-- SHORT PROBLEM --
Copy out the material below in full, but not its images.

Structured figure records:
· · · ·

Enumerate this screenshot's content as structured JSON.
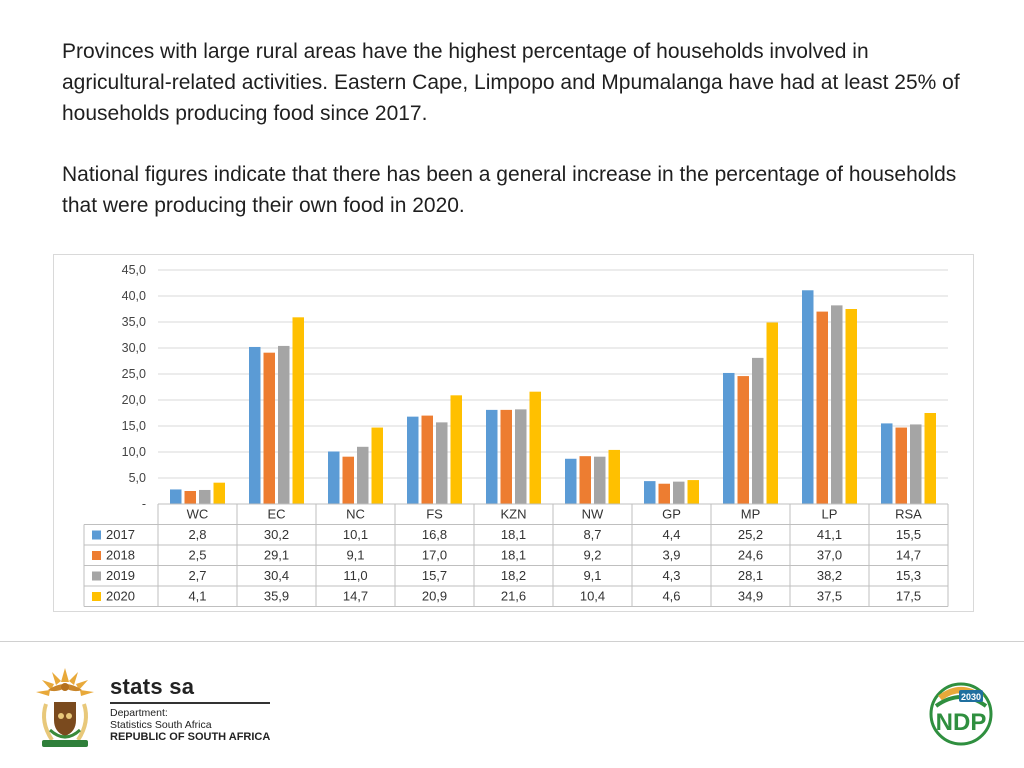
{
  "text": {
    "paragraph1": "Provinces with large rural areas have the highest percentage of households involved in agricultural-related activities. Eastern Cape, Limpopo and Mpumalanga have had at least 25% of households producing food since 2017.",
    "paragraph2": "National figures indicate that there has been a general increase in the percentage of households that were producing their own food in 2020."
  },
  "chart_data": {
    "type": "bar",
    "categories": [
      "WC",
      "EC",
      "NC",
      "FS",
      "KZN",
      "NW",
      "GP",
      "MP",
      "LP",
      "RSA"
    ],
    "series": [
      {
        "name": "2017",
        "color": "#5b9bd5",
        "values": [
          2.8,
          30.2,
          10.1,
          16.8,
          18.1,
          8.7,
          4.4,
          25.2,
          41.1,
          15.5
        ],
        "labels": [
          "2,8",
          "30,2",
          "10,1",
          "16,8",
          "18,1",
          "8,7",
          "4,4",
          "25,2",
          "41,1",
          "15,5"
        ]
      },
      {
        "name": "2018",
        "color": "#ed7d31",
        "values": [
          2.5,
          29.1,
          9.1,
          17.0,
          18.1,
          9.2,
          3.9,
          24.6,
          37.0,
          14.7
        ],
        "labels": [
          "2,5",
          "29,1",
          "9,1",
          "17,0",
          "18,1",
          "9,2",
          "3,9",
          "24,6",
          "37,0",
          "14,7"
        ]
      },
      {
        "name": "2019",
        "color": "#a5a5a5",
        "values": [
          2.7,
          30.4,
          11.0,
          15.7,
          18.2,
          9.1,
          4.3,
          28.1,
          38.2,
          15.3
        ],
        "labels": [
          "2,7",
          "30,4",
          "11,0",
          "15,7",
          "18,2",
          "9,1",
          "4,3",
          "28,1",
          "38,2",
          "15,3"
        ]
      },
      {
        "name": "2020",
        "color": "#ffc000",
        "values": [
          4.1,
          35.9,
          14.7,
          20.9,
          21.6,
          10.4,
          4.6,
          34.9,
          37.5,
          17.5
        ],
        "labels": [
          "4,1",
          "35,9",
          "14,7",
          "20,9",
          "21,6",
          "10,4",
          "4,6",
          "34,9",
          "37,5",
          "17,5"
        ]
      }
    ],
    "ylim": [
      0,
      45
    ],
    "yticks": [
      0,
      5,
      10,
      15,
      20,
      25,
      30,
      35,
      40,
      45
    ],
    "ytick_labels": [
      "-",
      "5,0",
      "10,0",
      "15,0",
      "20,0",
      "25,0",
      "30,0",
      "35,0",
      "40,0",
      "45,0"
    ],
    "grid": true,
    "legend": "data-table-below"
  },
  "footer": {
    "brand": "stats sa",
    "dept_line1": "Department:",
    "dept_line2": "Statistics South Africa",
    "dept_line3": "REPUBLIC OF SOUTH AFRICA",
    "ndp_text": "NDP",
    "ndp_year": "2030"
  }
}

· · · ·

-- RESPONSE TO THE EXERCISE --
Enumerate this screenshot's content as structured JSON.
{
  "text": {
    "paragraph1": "Provinces with large rural areas have the highest percentage of households involved in agricultural-related activities. Eastern Cape, Limpopo and Mpumalanga have had at least 25% of households producing food since 2017.",
    "paragraph2": "National figures indicate that there has been a general increase in the percentage of households that were producing their own food in 2020."
  },
  "chart_data": {
    "type": "bar",
    "categories": [
      "WC",
      "EC",
      "NC",
      "FS",
      "KZN",
      "NW",
      "GP",
      "MP",
      "LP",
      "RSA"
    ],
    "series": [
      {
        "name": "2017",
        "color": "#5b9bd5",
        "values": [
          2.8,
          30.2,
          10.1,
          16.8,
          18.1,
          8.7,
          4.4,
          25.2,
          41.1,
          15.5
        ],
        "labels": [
          "2,8",
          "30,2",
          "10,1",
          "16,8",
          "18,1",
          "8,7",
          "4,4",
          "25,2",
          "41,1",
          "15,5"
        ]
      },
      {
        "name": "2018",
        "color": "#ed7d31",
        "values": [
          2.5,
          29.1,
          9.1,
          17.0,
          18.1,
          9.2,
          3.9,
          24.6,
          37.0,
          14.7
        ],
        "labels": [
          "2,5",
          "29,1",
          "9,1",
          "17,0",
          "18,1",
          "9,2",
          "3,9",
          "24,6",
          "37,0",
          "14,7"
        ]
      },
      {
        "name": "2019",
        "color": "#a5a5a5",
        "values": [
          2.7,
          30.4,
          11.0,
          15.7,
          18.2,
          9.1,
          4.3,
          28.1,
          38.2,
          15.3
        ],
        "labels": [
          "2,7",
          "30,4",
          "11,0",
          "15,7",
          "18,2",
          "9,1",
          "4,3",
          "28,1",
          "38,2",
          "15,3"
        ]
      },
      {
        "name": "2020",
        "color": "#ffc000",
        "values": [
          4.1,
          35.9,
          14.7,
          20.9,
          21.6,
          10.4,
          4.6,
          34.9,
          37.5,
          17.5
        ],
        "labels": [
          "4,1",
          "35,9",
          "14,7",
          "20,9",
          "21,6",
          "10,4",
          "4,6",
          "34,9",
          "37,5",
          "17,5"
        ]
      }
    ],
    "ylim": [
      0,
      45
    ],
    "yticks": [
      0,
      5,
      10,
      15,
      20,
      25,
      30,
      35,
      40,
      45
    ],
    "ytick_labels": [
      "-",
      "5,0",
      "10,0",
      "15,0",
      "20,0",
      "25,0",
      "30,0",
      "35,0",
      "40,0",
      "45,0"
    ],
    "grid": true,
    "legend": "data-table-below"
  },
  "footer": {
    "brand": "stats sa",
    "dept_line1": "Department:",
    "dept_line2": "Statistics South Africa",
    "dept_line3": "REPUBLIC OF SOUTH AFRICA",
    "ndp_text": "NDP",
    "ndp_year": "2030"
  }
}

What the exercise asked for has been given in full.